[Begin]

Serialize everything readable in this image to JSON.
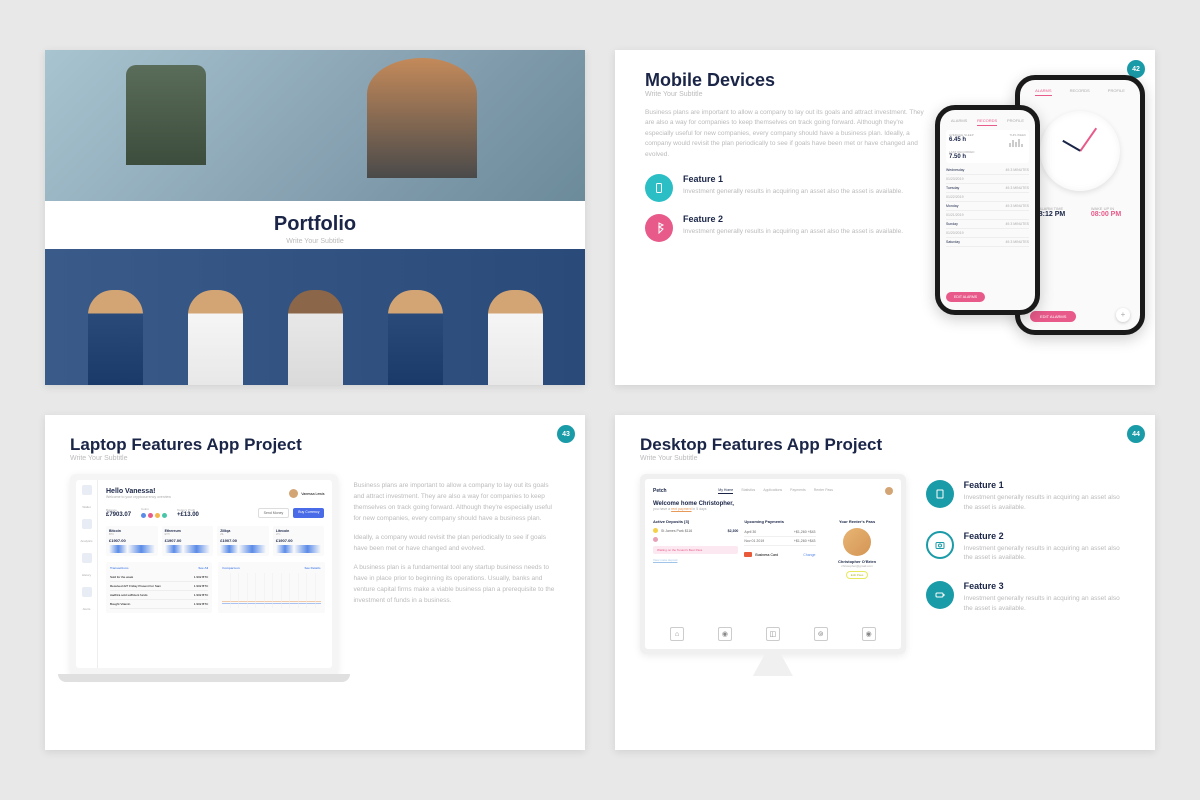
{
  "slide1": {
    "title": "Portfolio",
    "subtitle": "Write Your Subtitle"
  },
  "slide2": {
    "page": "42",
    "title": "Mobile Devices",
    "subtitle": "Write Your Subtitle",
    "body": "Business plans are important to allow a company to lay out its goals and attract investment. They are also a way for companies to keep themselves on track going forward. Although they're especially useful for new companies, every company should have a business plan. Ideally, a company would revisit the plan periodically to see if goals have been met or have changed and evolved.",
    "feat1_title": "Feature 1",
    "feat1_body": "Investment generally results in acquiring an asset also the asset is available.",
    "feat2_title": "Feature 2",
    "feat2_body": "Investment generally results in acquiring an asset also the asset is available.",
    "phone1": {
      "tab1": "ALARMS",
      "tab2": "RECORDS",
      "tab3": "PROFILE",
      "avg_lbl": "AVERAGE SLEEP",
      "avg_val": "6.45 h",
      "week_lbl": "THIS WEEK",
      "last_lbl": "LAST RECORDED",
      "last_val": "7.50 h",
      "rows": [
        {
          "day": "Wednesday",
          "date": "01/23/2019",
          "dur": "49.3 MINUTES"
        },
        {
          "day": "Tuesday",
          "date": "01/22/2019",
          "dur": "49.3 MINUTES"
        },
        {
          "day": "Monday",
          "date": "01/21/2019",
          "dur": "49.3 MINUTES"
        },
        {
          "day": "Sunday",
          "date": "01/20/2019",
          "dur": "49.3 MINUTES"
        },
        {
          "day": "Saturday",
          "date": "01/19/2019",
          "dur": "49.3 MINUTES"
        }
      ],
      "btn": "EDIT ALARMS"
    },
    "phone2": {
      "tab1": "ALARMS",
      "tab2": "RECORDS",
      "tab3": "PROFILE",
      "alarm_lbl": "ALARM TIME",
      "alarm_val": "8:12 PM",
      "wake_lbl": "WAKE UP IN",
      "wake_val": "08:00 PM",
      "btn": "EDIT ALARMS",
      "plus": "+"
    }
  },
  "slide3": {
    "page": "43",
    "title": "Laptop Features App Project",
    "subtitle": "Write Your Subtitle",
    "laptop": {
      "side": {
        "s1": "Wallet",
        "s2": "Analytics",
        "s3": "History",
        "s4": "Alerts",
        "s5": "Logout"
      },
      "hello": "Hello Vanessa!",
      "welcome": "Welcome to your cryptocurrency overview",
      "user": "Vanessa Lewis",
      "balance_lbl": "Balance",
      "balance_val": "£7903.07",
      "coins_lbl": "Coins",
      "profit_lbl": "Today's Profit",
      "profit_val": "+£13.00",
      "btn1": "Send Money",
      "btn2": "Buy Currency",
      "cards": [
        {
          "nm": "Bitcoin",
          "cd": "BTC",
          "pr": "£1907.00"
        },
        {
          "nm": "Ethereum",
          "cd": "ETH",
          "pr": "£1907.00"
        },
        {
          "nm": "Zilliqa",
          "cd": "ZIL",
          "pr": "£1907.00"
        },
        {
          "nm": "Litecoin",
          "cd": "LTC",
          "pr": "£1907.00"
        }
      ],
      "trans_title": "Transactions",
      "trans_link": "See All",
      "trans": [
        {
          "t": "Sold for the week",
          "a": "1.902 BTC"
        },
        {
          "t": "Received 227 Friday Present For Sam",
          "a": "1.902 BTC"
        },
        {
          "t": "Aadhira sold sufficient funds",
          "a": "1.902 BTC"
        },
        {
          "t": "Bought Vitamin",
          "a": "1.902 BTC"
        }
      ],
      "comp_title": "Comparison",
      "comp_link": "See Details"
    },
    "para1": "Business plans are important to allow a company to lay out its goals and attract investment. They are also a way for companies to keep themselves on track going forward. Although they're especially useful for new companies, every company should have a business plan.",
    "para2": "Ideally, a company would revisit the plan periodically to see if goals have been met or have changed and evolved.",
    "para3": "A business plan is a fundamental tool any startup business needs to have in place prior to beginning its operations. Usually, banks and venture capital firms make a viable business plan a prerequisite to the investment of funds in a business."
  },
  "slide4": {
    "page": "44",
    "title": "Desktop Features App Project",
    "subtitle": "Write Your Subtitle",
    "desktop": {
      "logo": "Petch",
      "tabs": {
        "t1": "My Home",
        "t2": "Statistics",
        "t3": "Applications",
        "t4": "Payments",
        "t5": "Renter Pass"
      },
      "wel_h": "Welcome home Christopher,",
      "wel_p1": "you have a ",
      "wel_hl": "rent payment",
      "wel_p2": " in 5 days",
      "col1_h": "Active Deposits [3]",
      "dep1": "St James Park $116",
      "dep1_amt": "$2,300",
      "dep2_tag": "Waiting on the Tenant's Best Pass",
      "meta": "View meta deposit",
      "col2_h": "Upcoming Payments",
      "up1_d": "April 30",
      "up1_a": "+$1,260 +$43",
      "up2_d": "Nov 01 2019",
      "up2_a": "+$1,260 +$43",
      "card_lbl": "Business Card",
      "card_link": "Change",
      "col3_h": "Your Renter's Pass",
      "rent_nm": "Christopher O'Brien",
      "rent_em": "christopher@gmail.com",
      "rent_tag": "Edit Pass"
    },
    "feat1_title": "Feature 1",
    "feat1_body": "Investment generally results in acquiring an asset also the asset is available.",
    "feat2_title": "Feature 2",
    "feat2_body": "Investment generally results in acquiring an asset also the asset is available.",
    "feat3_title": "Feature 3",
    "feat3_body": "Investment generally results in acquiring an asset also the asset is available."
  }
}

[End]

■ Exercise description
Your copy should match the records word for word, with the pictures removed.

■ Response for this exercise
Serialize everything readable in this image to JSON.
{
  "slide1": {
    "title": "Portfolio",
    "subtitle": "Write Your Subtitle"
  },
  "slide2": {
    "page": "42",
    "title": "Mobile Devices",
    "subtitle": "Write Your Subtitle",
    "body": "Business plans are important to allow a company to lay out its goals and attract investment. They are also a way for companies to keep themselves on track going forward. Although they're especially useful for new companies, every company should have a business plan. Ideally, a company would revisit the plan periodically to see if goals have been met or have changed and evolved.",
    "feat1_title": "Feature 1",
    "feat1_body": "Investment generally results in acquiring an asset also the asset is available.",
    "feat2_title": "Feature 2",
    "feat2_body": "Investment generally results in acquiring an asset also the asset is available.",
    "phone1": {
      "tab1": "ALARMS",
      "tab2": "RECORDS",
      "tab3": "PROFILE",
      "avg_lbl": "AVERAGE SLEEP",
      "avg_val": "6.45 h",
      "week_lbl": "THIS WEEK",
      "last_lbl": "LAST RECORDED",
      "last_val": "7.50 h",
      "rows": [
        {
          "day": "Wednesday",
          "date": "01/23/2019",
          "dur": "49.3 MINUTES"
        },
        {
          "day": "Tuesday",
          "date": "01/22/2019",
          "dur": "49.3 MINUTES"
        },
        {
          "day": "Monday",
          "date": "01/21/2019",
          "dur": "49.3 MINUTES"
        },
        {
          "day": "Sunday",
          "date": "01/20/2019",
          "dur": "49.3 MINUTES"
        },
        {
          "day": "Saturday",
          "date": "01/19/2019",
          "dur": "49.3 MINUTES"
        }
      ],
      "btn": "EDIT ALARMS"
    },
    "phone2": {
      "tab1": "ALARMS",
      "tab2": "RECORDS",
      "tab3": "PROFILE",
      "alarm_lbl": "ALARM TIME",
      "alarm_val": "8:12 PM",
      "wake_lbl": "WAKE UP IN",
      "wake_val": "08:00 PM",
      "btn": "EDIT ALARMS",
      "plus": "+"
    }
  },
  "slide3": {
    "page": "43",
    "title": "Laptop Features App Project",
    "subtitle": "Write Your Subtitle",
    "laptop": {
      "side": {
        "s1": "Wallet",
        "s2": "Analytics",
        "s3": "History",
        "s4": "Alerts",
        "s5": "Logout"
      },
      "hello": "Hello Vanessa!",
      "welcome": "Welcome to your cryptocurrency overview",
      "user": "Vanessa Lewis",
      "balance_lbl": "Balance",
      "balance_val": "£7903.07",
      "coins_lbl": "Coins",
      "profit_lbl": "Today's Profit",
      "profit_val": "+£13.00",
      "btn1": "Send Money",
      "btn2": "Buy Currency",
      "cards": [
        {
          "nm": "Bitcoin",
          "cd": "BTC",
          "pr": "£1907.00"
        },
        {
          "nm": "Ethereum",
          "cd": "ETH",
          "pr": "£1907.00"
        },
        {
          "nm": "Zilliqa",
          "cd": "ZIL",
          "pr": "£1907.00"
        },
        {
          "nm": "Litecoin",
          "cd": "LTC",
          "pr": "£1907.00"
        }
      ],
      "trans_title": "Transactions",
      "trans_link": "See All",
      "trans": [
        {
          "t": "Sold for the week",
          "a": "1.902 BTC"
        },
        {
          "t": "Received 227 Friday Present For Sam",
          "a": "1.902 BTC"
        },
        {
          "t": "Aadhira sold sufficient funds",
          "a": "1.902 BTC"
        },
        {
          "t": "Bought Vitamin",
          "a": "1.902 BTC"
        }
      ],
      "comp_title": "Comparison",
      "comp_link": "See Details"
    },
    "para1": "Business plans are important to allow a company to lay out its goals and attract investment. They are also a way for companies to keep themselves on track going forward. Although they're especially useful for new companies, every company should have a business plan.",
    "para2": "Ideally, a company would revisit the plan periodically to see if goals have been met or have changed and evolved.",
    "para3": "A business plan is a fundamental tool any startup business needs to have in place prior to beginning its operations. Usually, banks and venture capital firms make a viable business plan a prerequisite to the investment of funds in a business."
  },
  "slide4": {
    "page": "44",
    "title": "Desktop Features App Project",
    "subtitle": "Write Your Subtitle",
    "desktop": {
      "logo": "Petch",
      "tabs": {
        "t1": "My Home",
        "t2": "Statistics",
        "t3": "Applications",
        "t4": "Payments",
        "t5": "Renter Pass"
      },
      "wel_h": "Welcome home Christopher,",
      "wel_p1": "you have a ",
      "wel_hl": "rent payment",
      "wel_p2": " in 5 days",
      "col1_h": "Active Deposits [3]",
      "dep1": "St James Park $116",
      "dep1_amt": "$2,300",
      "dep2_tag": "Waiting on the Tenant's Best Pass",
      "meta": "View meta deposit",
      "col2_h": "Upcoming Payments",
      "up1_d": "April 30",
      "up1_a": "+$1,260 +$43",
      "up2_d": "Nov 01 2019",
      "up2_a": "+$1,260 +$43",
      "card_lbl": "Business Card",
      "card_link": "Change",
      "col3_h": "Your Renter's Pass",
      "rent_nm": "Christopher O'Brien",
      "rent_em": "christopher@gmail.com",
      "rent_tag": "Edit Pass"
    },
    "feat1_title": "Feature 1",
    "feat1_body": "Investment generally results in acquiring an asset also the asset is available.",
    "feat2_title": "Feature 2",
    "feat2_body": "Investment generally results in acquiring an asset also the asset is available.",
    "feat3_title": "Feature 3",
    "feat3_body": "Investment generally results in acquiring an asset also the asset is available."
  }
}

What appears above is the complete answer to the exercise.